▸ Exercise brief
Lines containing the string "center" are to be collected in full.

* start Exercise materials *

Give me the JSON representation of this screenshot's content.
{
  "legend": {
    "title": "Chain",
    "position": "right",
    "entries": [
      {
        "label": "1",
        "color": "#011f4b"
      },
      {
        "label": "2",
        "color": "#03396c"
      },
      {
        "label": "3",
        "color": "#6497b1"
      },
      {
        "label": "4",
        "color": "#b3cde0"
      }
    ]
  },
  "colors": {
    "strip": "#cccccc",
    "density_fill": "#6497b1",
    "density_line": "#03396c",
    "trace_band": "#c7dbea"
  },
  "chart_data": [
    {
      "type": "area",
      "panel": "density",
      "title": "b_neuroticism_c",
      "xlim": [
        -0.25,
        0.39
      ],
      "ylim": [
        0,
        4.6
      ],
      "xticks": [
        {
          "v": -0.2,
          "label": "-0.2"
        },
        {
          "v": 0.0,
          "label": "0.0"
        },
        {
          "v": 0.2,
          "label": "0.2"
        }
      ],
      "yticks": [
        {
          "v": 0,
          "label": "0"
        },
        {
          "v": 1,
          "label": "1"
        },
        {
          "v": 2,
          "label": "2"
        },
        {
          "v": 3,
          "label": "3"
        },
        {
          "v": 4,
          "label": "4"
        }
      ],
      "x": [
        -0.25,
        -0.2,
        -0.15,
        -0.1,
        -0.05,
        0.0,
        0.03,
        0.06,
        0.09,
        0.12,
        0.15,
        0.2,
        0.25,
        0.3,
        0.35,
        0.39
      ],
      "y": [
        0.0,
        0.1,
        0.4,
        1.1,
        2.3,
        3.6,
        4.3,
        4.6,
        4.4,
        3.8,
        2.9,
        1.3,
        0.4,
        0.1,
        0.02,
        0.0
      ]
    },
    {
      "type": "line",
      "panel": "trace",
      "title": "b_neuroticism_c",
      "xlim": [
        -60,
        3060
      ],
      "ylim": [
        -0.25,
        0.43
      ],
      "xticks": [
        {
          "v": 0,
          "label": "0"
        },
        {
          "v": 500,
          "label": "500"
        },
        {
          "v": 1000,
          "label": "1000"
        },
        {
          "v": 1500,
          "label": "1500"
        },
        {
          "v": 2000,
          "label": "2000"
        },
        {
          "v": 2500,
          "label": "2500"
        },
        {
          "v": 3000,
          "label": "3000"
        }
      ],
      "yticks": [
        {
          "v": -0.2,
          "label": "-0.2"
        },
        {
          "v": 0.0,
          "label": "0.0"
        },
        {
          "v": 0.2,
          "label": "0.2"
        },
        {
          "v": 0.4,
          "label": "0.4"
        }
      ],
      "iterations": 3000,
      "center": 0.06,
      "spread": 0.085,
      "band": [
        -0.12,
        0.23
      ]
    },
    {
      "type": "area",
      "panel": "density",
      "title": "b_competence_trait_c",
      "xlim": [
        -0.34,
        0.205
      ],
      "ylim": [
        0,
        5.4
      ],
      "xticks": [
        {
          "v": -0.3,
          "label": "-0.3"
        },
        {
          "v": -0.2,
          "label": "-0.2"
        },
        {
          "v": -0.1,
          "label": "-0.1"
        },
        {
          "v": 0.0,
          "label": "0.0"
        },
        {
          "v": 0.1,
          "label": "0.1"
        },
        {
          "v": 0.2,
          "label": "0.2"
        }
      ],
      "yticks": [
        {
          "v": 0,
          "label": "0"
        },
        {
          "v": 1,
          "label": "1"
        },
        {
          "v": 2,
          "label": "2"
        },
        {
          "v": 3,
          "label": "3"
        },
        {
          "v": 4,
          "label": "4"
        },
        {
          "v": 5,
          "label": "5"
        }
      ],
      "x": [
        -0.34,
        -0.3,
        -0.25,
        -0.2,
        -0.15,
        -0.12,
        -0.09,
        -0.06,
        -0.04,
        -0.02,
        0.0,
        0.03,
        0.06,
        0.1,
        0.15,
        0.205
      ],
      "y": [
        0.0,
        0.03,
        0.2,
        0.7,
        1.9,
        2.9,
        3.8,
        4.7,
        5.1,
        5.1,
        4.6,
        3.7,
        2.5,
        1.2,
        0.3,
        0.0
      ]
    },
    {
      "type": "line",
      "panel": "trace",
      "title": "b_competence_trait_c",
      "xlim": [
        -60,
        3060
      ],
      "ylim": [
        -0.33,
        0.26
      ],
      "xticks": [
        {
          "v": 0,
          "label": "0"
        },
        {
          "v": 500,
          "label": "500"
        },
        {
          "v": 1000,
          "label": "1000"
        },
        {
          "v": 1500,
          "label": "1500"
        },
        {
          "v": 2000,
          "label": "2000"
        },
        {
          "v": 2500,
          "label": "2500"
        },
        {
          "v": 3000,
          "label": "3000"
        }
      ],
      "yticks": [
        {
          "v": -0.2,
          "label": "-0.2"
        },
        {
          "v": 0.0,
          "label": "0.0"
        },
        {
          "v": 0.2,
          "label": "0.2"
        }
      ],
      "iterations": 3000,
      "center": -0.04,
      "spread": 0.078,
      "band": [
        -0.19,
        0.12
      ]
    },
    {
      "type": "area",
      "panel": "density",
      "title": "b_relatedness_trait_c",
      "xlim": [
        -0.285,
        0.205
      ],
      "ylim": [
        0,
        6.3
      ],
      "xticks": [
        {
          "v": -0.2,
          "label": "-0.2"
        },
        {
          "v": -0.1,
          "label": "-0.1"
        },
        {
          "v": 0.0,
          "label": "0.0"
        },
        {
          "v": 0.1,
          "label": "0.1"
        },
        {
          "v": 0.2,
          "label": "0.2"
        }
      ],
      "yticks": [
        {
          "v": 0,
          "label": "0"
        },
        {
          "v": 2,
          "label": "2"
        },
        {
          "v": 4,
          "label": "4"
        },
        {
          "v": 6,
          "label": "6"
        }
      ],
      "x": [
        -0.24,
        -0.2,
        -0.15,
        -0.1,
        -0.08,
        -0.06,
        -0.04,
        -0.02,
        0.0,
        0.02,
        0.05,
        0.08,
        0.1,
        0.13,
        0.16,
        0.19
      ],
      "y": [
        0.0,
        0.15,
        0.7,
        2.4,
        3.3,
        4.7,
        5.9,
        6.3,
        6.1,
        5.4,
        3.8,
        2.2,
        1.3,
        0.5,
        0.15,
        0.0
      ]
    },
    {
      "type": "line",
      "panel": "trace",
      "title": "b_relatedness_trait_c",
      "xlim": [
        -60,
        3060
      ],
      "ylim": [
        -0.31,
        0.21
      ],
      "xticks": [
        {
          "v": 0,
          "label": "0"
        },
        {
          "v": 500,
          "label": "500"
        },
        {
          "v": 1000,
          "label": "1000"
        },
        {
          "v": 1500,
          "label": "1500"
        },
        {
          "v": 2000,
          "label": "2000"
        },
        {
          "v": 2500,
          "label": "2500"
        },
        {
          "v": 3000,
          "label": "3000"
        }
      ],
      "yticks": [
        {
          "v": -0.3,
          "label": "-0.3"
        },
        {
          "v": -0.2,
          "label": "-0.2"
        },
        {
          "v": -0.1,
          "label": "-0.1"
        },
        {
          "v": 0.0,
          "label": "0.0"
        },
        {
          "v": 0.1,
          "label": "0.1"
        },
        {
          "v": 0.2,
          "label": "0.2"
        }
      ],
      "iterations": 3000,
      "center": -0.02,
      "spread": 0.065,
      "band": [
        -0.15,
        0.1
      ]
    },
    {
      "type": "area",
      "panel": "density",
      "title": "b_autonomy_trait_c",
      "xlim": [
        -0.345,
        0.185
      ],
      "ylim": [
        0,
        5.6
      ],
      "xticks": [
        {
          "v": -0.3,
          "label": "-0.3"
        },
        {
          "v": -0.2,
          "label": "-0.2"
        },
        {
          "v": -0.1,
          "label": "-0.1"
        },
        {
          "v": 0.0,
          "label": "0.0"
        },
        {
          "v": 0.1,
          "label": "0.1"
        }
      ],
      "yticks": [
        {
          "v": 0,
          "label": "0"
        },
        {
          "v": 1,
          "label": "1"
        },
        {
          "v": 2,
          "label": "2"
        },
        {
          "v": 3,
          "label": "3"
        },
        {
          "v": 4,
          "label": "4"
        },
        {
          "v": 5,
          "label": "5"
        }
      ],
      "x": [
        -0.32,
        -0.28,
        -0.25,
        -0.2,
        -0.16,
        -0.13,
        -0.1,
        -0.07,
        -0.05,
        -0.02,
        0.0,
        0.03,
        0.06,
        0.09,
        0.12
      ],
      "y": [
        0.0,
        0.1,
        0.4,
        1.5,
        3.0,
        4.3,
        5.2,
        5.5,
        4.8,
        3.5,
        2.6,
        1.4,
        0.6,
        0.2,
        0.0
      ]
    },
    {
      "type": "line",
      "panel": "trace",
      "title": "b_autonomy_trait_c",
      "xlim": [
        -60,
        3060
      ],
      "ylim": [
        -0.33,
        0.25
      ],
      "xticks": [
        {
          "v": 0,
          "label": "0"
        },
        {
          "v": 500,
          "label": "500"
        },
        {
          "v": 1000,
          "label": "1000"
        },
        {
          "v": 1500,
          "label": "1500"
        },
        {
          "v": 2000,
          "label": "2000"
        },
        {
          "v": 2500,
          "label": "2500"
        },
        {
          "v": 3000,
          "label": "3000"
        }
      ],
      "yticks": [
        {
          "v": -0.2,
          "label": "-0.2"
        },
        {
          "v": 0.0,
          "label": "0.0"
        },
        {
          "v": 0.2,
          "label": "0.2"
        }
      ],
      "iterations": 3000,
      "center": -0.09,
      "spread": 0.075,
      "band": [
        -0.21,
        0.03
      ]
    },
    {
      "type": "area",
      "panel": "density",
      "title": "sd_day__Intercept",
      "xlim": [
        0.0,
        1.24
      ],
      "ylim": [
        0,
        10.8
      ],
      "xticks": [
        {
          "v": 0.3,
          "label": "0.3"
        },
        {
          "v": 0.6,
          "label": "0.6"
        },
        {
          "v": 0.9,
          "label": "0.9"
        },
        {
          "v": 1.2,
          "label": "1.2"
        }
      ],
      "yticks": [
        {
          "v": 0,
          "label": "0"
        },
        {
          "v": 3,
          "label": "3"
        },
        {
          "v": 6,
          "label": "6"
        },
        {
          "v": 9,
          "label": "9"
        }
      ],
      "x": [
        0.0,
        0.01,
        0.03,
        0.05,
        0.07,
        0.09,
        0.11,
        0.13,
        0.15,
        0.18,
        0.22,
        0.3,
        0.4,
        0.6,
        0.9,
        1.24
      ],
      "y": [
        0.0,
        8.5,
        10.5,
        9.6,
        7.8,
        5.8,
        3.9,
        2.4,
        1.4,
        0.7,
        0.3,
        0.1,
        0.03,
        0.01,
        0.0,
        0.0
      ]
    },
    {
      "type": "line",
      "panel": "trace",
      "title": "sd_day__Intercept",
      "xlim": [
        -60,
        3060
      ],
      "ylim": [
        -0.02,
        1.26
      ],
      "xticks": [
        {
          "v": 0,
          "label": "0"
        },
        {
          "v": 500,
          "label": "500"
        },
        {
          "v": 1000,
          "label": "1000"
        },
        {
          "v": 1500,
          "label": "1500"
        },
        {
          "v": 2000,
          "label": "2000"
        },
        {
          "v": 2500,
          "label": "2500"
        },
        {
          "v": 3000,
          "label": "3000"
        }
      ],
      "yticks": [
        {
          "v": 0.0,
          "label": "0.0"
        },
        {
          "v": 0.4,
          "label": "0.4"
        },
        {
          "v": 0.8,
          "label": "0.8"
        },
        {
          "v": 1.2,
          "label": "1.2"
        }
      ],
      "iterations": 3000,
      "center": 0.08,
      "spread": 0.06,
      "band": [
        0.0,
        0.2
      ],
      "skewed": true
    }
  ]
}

* end Exercise materials *

▸ Written response
      "center": 0.06,
      "center": -0.04,
      "center": -0.02,
      "center": -0.09,
      "center": 0.08,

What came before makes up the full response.